---------- Material
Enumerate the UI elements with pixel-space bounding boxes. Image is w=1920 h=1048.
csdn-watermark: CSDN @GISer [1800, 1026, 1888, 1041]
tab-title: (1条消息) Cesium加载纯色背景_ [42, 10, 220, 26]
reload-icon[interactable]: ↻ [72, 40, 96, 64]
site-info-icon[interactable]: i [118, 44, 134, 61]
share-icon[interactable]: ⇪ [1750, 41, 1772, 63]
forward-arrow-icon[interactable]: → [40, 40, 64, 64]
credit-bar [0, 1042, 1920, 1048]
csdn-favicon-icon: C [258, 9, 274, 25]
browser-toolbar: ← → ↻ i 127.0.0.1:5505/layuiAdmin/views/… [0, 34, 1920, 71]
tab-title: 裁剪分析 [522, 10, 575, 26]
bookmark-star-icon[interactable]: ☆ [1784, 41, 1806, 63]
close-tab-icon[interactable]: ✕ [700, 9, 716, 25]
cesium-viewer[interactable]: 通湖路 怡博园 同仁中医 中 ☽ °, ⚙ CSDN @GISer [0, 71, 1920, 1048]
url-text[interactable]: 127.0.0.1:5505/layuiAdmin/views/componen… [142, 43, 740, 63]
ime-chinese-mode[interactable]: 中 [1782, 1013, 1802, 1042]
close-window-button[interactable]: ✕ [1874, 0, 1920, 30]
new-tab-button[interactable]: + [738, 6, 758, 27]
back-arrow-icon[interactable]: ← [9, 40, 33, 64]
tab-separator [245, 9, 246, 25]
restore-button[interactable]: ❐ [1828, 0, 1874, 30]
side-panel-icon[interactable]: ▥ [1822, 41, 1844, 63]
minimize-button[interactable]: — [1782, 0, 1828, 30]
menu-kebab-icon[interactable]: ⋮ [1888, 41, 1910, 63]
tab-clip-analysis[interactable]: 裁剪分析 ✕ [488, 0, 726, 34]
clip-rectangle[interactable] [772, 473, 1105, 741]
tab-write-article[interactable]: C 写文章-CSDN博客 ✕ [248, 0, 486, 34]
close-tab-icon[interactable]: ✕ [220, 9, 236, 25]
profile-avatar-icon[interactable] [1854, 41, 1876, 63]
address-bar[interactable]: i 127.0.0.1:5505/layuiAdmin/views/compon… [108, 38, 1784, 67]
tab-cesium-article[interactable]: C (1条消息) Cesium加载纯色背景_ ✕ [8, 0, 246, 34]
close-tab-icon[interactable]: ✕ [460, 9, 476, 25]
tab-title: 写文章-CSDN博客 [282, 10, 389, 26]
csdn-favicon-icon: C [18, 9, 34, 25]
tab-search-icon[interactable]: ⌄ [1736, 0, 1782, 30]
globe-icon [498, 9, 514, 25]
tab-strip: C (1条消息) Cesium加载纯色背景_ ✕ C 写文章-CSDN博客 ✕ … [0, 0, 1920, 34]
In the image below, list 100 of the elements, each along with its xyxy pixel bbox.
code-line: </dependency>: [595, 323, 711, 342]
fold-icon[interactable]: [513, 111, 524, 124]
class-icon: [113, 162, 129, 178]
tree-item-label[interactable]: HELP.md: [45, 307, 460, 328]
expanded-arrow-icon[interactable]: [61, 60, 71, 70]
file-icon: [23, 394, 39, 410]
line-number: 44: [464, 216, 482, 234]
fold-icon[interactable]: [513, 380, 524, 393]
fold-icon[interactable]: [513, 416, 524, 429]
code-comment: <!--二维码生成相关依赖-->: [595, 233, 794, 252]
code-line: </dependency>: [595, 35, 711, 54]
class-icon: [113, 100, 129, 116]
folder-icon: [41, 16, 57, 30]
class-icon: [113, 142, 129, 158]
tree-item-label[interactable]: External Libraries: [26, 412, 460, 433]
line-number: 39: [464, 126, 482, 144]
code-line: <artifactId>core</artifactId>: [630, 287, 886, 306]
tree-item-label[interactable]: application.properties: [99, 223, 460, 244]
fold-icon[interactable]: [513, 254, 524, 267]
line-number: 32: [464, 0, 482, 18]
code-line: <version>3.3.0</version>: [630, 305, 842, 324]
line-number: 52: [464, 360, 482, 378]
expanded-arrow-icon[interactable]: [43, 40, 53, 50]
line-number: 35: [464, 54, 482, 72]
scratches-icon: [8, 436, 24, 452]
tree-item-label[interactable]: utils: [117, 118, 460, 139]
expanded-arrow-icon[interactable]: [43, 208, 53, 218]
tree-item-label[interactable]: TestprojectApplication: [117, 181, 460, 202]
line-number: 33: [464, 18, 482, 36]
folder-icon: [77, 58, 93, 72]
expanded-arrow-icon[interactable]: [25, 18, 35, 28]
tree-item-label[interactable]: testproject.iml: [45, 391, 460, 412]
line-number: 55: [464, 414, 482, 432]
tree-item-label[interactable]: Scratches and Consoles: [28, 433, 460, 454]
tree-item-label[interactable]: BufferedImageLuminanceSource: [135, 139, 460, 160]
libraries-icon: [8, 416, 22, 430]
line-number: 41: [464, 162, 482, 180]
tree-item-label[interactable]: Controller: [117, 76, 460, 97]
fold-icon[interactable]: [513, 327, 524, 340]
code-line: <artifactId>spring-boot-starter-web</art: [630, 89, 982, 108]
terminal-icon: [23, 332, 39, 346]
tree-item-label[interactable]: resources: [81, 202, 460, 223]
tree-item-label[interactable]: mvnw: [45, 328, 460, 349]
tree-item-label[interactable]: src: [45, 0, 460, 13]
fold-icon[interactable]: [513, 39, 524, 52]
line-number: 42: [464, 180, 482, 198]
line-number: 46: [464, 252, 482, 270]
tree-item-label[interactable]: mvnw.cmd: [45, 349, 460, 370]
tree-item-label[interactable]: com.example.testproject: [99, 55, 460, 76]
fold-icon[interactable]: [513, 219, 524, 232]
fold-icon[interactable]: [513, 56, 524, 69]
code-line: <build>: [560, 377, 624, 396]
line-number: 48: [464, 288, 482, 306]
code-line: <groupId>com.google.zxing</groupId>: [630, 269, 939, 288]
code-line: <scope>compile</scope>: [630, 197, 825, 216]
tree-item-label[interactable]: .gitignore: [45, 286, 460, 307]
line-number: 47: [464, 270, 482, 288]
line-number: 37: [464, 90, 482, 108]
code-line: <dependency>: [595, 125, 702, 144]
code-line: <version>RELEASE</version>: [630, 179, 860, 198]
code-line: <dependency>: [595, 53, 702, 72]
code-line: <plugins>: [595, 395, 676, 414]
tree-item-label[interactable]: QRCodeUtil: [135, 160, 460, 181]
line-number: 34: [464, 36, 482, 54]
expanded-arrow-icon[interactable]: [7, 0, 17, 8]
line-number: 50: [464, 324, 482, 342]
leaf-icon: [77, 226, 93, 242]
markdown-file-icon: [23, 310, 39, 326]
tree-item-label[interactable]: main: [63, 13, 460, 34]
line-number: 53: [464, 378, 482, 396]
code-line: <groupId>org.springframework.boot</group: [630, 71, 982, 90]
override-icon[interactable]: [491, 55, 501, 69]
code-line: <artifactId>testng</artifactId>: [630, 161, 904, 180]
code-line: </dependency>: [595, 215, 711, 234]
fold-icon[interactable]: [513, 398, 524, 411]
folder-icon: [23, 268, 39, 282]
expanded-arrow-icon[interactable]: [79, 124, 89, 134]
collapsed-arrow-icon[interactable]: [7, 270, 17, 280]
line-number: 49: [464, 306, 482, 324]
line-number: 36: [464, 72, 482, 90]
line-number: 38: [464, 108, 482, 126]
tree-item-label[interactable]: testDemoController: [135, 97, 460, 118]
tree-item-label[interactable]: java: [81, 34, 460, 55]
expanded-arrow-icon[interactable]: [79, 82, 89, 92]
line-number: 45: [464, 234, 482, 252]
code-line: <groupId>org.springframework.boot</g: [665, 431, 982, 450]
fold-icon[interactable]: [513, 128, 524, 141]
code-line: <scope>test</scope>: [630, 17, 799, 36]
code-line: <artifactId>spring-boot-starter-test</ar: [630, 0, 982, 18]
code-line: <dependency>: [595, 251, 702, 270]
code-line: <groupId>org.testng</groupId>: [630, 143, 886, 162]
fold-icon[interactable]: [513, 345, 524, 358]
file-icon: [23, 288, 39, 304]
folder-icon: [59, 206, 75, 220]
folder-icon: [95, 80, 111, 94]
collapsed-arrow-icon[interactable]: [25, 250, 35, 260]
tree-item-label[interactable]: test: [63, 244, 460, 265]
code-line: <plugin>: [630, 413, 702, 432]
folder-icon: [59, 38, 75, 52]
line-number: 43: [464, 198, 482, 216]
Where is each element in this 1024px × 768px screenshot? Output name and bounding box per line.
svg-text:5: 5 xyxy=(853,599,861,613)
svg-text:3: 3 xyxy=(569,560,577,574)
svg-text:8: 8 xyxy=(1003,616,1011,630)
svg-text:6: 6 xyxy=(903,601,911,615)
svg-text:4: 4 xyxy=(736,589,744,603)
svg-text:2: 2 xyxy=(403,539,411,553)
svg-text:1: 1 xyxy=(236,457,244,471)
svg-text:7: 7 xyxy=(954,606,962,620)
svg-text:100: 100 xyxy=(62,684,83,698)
--------------------
## Problem
Edit the records from the start up to and including the line with "site-info-icon[interactable]: i [118, 44, 134, 61]" by replacing "reload-icon" with "refresh-icon" and leaving everything else unchanged. Give only those lines.

## Full response
Enumerate the UI elements with pixel-space bounding boxes. Image is w=1920 h=1048.
csdn-watermark: CSDN @GISer [1800, 1026, 1888, 1041]
tab-title: (1条消息) Cesium加载纯色背景_ [42, 10, 220, 26]
refresh-icon[interactable]: ↻ [72, 40, 96, 64]
site-info-icon[interactable]: i [118, 44, 134, 61]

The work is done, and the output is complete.